Look through the data below and return each line where "nebes" appears.
---+---
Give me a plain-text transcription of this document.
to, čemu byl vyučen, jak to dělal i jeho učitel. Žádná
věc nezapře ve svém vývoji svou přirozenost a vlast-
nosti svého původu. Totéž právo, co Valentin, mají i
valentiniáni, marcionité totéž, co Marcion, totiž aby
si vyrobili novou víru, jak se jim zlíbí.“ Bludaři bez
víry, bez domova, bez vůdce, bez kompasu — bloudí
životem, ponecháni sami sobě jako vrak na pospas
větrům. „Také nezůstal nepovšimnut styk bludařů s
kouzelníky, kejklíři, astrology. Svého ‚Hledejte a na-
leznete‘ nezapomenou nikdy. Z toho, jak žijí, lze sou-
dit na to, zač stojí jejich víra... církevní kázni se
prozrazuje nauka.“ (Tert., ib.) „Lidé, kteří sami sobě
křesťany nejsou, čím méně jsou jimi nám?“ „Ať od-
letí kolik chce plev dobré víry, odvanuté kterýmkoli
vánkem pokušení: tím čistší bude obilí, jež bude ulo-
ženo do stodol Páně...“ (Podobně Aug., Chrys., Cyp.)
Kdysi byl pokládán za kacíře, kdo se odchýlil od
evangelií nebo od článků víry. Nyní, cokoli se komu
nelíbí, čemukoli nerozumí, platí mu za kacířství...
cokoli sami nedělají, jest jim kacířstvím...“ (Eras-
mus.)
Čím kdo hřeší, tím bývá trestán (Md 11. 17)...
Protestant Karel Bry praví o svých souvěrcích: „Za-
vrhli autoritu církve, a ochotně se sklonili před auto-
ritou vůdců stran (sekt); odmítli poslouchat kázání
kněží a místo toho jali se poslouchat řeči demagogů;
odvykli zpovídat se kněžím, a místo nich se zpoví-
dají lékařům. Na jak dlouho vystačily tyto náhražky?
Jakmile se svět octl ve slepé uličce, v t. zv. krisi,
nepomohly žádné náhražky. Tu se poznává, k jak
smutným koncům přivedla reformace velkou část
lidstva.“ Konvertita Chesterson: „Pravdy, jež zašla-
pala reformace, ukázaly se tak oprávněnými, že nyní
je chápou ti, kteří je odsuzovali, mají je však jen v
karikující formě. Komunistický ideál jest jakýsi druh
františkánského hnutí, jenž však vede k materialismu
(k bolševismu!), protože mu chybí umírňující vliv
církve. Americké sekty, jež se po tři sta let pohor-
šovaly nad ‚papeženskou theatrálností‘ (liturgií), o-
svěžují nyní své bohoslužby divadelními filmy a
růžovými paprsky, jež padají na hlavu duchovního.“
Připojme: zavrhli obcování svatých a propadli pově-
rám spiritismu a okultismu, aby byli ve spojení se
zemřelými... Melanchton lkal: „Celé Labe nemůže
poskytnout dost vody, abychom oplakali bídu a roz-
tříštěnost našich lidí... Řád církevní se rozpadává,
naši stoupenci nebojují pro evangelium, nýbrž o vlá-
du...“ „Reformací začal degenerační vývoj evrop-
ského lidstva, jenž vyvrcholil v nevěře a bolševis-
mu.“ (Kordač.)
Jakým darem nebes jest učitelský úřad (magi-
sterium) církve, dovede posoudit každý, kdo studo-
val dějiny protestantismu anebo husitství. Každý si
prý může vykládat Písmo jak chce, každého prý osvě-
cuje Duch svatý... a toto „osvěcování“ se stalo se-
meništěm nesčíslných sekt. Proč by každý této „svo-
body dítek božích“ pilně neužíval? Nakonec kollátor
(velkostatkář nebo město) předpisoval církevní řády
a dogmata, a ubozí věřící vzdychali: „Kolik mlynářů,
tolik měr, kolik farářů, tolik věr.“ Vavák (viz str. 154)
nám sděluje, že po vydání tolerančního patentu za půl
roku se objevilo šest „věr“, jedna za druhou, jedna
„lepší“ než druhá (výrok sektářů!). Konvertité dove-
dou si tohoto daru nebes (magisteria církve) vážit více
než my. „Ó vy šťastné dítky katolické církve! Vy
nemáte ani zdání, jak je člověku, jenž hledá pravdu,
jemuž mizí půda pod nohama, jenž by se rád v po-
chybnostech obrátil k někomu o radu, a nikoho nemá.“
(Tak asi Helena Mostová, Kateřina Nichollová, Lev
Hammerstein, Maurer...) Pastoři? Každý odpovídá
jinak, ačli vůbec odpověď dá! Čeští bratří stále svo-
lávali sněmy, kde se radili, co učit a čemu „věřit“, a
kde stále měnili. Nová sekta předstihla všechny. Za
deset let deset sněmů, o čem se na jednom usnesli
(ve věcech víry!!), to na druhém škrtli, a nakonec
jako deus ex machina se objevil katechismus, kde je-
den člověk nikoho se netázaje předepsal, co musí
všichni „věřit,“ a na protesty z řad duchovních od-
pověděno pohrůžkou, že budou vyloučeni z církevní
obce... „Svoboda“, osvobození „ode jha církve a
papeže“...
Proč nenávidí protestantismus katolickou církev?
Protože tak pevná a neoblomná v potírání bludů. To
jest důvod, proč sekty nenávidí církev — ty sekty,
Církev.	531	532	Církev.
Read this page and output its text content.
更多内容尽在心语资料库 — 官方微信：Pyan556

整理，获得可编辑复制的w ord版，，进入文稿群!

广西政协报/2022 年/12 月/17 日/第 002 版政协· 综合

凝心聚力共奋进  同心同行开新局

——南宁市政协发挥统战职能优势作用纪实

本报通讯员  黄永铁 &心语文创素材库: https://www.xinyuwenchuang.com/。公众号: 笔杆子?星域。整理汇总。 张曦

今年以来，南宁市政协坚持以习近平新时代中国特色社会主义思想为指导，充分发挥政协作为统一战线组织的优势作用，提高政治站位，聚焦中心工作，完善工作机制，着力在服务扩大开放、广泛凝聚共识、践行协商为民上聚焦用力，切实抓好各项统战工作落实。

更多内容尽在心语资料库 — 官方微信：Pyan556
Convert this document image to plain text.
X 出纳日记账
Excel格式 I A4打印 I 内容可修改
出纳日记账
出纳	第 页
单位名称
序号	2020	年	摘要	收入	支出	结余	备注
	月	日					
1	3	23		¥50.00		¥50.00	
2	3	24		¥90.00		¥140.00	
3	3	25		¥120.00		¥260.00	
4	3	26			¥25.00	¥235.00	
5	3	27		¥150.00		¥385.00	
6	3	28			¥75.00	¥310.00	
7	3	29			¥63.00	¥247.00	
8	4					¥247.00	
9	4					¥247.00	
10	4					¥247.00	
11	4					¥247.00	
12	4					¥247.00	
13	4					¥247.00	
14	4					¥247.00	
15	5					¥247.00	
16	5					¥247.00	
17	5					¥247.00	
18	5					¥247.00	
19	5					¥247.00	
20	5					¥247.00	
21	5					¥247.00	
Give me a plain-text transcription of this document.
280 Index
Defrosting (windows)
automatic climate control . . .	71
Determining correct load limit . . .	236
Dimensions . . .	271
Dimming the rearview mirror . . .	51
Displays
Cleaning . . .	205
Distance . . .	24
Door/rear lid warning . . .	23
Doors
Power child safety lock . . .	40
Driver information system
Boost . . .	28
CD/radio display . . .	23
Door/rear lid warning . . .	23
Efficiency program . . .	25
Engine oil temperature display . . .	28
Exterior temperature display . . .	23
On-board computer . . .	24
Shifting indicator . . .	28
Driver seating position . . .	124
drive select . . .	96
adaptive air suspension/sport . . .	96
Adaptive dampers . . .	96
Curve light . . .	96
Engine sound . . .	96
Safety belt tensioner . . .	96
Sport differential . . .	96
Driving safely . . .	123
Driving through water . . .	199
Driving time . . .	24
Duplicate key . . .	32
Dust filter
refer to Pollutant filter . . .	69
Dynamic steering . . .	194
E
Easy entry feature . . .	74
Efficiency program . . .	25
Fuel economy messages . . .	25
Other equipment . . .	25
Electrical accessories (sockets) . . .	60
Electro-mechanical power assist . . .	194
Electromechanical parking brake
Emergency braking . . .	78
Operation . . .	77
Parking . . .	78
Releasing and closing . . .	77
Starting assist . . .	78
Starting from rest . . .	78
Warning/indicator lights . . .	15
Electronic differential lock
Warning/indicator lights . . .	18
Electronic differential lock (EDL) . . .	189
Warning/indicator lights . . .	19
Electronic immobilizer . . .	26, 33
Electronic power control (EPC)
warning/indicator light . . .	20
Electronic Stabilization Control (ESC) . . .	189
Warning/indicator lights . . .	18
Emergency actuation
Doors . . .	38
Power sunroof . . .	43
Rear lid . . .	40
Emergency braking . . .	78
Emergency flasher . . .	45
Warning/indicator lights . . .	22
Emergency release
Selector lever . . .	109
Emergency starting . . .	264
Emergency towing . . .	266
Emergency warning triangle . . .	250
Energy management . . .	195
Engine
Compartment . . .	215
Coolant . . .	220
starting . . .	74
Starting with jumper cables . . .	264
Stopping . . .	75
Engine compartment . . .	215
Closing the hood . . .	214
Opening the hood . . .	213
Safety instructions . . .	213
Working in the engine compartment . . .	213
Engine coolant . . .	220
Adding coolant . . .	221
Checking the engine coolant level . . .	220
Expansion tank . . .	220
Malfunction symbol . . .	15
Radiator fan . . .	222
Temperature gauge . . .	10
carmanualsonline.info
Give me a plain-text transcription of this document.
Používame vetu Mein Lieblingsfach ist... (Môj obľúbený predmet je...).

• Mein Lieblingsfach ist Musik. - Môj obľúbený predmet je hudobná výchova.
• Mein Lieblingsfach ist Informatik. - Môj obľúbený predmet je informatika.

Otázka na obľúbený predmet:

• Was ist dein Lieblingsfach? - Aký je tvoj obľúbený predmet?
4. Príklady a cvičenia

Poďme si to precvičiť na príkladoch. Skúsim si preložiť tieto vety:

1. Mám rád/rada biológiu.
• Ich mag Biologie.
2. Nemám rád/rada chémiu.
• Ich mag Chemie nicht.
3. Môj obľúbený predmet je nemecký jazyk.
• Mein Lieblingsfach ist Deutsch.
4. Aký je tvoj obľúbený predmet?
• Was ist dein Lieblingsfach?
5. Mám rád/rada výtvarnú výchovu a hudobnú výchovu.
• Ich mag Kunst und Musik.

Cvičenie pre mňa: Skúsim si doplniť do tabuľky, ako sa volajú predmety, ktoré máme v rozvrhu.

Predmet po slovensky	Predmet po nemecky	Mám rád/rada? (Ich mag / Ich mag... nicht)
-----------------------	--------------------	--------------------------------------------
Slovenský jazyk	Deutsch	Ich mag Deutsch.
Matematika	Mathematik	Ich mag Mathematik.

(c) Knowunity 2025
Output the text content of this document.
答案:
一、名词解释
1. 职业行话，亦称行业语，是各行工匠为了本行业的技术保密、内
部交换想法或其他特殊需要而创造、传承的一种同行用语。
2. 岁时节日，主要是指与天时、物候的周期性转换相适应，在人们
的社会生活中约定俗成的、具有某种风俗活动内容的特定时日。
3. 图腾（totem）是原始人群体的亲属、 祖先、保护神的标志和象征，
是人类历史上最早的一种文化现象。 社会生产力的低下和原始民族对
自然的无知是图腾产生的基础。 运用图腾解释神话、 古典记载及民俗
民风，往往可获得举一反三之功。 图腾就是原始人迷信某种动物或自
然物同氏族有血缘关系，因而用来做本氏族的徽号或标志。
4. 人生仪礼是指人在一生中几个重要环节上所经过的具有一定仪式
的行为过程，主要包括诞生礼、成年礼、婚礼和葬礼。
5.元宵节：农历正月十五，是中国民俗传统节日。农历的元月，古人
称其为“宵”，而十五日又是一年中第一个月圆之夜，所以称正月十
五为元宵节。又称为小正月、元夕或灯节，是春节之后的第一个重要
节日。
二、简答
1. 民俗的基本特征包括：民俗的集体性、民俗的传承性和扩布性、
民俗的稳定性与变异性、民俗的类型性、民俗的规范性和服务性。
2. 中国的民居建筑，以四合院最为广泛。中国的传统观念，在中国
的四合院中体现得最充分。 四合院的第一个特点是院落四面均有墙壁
---+---
# [Finished answer]
Jakým darem nebes jest učitelský úřad (magi-
dou si tohoto daru nebes (magisteria církve) vážit více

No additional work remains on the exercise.